> **THE PROBLEM**
Pick out all lines with the word "this" from the records that follow.

Dataset entries
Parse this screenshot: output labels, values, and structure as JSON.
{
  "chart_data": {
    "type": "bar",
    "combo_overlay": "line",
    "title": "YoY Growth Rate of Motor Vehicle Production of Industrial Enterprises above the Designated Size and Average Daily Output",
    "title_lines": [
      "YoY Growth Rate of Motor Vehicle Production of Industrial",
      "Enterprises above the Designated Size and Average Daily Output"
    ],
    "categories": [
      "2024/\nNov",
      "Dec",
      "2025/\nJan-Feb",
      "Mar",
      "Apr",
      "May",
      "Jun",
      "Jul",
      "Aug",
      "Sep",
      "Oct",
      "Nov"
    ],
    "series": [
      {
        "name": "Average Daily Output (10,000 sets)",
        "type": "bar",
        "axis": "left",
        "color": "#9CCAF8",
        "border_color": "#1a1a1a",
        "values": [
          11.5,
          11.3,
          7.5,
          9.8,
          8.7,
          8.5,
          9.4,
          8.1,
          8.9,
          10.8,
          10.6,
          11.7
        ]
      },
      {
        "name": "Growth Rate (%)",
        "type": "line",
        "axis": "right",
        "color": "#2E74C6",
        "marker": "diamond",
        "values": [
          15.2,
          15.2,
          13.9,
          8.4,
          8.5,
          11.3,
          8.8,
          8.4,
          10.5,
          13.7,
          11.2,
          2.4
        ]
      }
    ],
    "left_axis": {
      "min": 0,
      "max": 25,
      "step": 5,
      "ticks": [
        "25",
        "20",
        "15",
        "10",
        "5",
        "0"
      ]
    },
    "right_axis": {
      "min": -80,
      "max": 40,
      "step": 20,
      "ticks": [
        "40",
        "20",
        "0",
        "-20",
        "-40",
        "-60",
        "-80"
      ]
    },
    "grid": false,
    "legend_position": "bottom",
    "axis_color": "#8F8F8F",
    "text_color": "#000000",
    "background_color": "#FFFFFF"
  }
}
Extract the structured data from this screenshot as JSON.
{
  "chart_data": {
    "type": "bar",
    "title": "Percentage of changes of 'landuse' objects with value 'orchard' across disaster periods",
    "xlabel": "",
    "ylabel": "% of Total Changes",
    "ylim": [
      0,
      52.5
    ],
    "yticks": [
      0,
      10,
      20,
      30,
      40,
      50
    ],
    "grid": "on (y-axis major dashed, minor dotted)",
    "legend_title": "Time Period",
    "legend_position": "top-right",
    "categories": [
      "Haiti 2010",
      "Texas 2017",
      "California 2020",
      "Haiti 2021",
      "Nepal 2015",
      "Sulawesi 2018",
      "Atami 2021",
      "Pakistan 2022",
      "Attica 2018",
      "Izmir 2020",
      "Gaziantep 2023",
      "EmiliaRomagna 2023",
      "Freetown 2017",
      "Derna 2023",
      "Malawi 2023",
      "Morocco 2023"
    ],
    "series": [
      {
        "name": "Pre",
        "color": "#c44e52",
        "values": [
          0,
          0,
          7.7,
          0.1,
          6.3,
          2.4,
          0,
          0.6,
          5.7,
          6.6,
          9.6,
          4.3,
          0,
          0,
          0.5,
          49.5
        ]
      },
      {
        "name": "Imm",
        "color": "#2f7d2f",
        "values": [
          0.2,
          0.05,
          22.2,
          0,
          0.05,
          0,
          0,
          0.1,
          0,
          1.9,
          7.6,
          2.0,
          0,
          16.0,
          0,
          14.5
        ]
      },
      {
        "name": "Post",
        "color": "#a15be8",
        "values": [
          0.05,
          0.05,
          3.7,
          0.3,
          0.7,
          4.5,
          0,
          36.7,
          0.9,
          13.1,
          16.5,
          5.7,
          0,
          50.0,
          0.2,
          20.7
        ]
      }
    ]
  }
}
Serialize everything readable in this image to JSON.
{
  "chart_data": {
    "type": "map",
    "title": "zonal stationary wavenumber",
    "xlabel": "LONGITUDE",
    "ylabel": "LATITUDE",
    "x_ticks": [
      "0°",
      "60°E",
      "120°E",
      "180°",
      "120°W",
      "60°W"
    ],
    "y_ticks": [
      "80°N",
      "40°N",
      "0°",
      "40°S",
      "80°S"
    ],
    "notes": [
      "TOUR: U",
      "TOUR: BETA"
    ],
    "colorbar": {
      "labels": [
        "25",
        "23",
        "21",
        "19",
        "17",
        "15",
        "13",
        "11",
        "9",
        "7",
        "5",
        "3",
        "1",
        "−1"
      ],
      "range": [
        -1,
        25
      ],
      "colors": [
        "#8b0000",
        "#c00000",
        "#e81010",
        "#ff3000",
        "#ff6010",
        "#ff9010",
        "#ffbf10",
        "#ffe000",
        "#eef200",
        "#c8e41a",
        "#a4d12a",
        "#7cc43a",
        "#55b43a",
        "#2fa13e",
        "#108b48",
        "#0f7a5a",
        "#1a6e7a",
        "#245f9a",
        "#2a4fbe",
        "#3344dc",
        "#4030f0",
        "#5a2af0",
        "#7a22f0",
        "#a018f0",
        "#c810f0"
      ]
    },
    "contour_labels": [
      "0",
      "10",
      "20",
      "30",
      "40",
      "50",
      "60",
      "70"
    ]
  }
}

> **COMPLETE RESPONSE**
Parse this screenshot: output labels, values, and structure as JSON.
Extract the structured data from this screenshot as JSON.
Serialize everything readable in this image to JSON.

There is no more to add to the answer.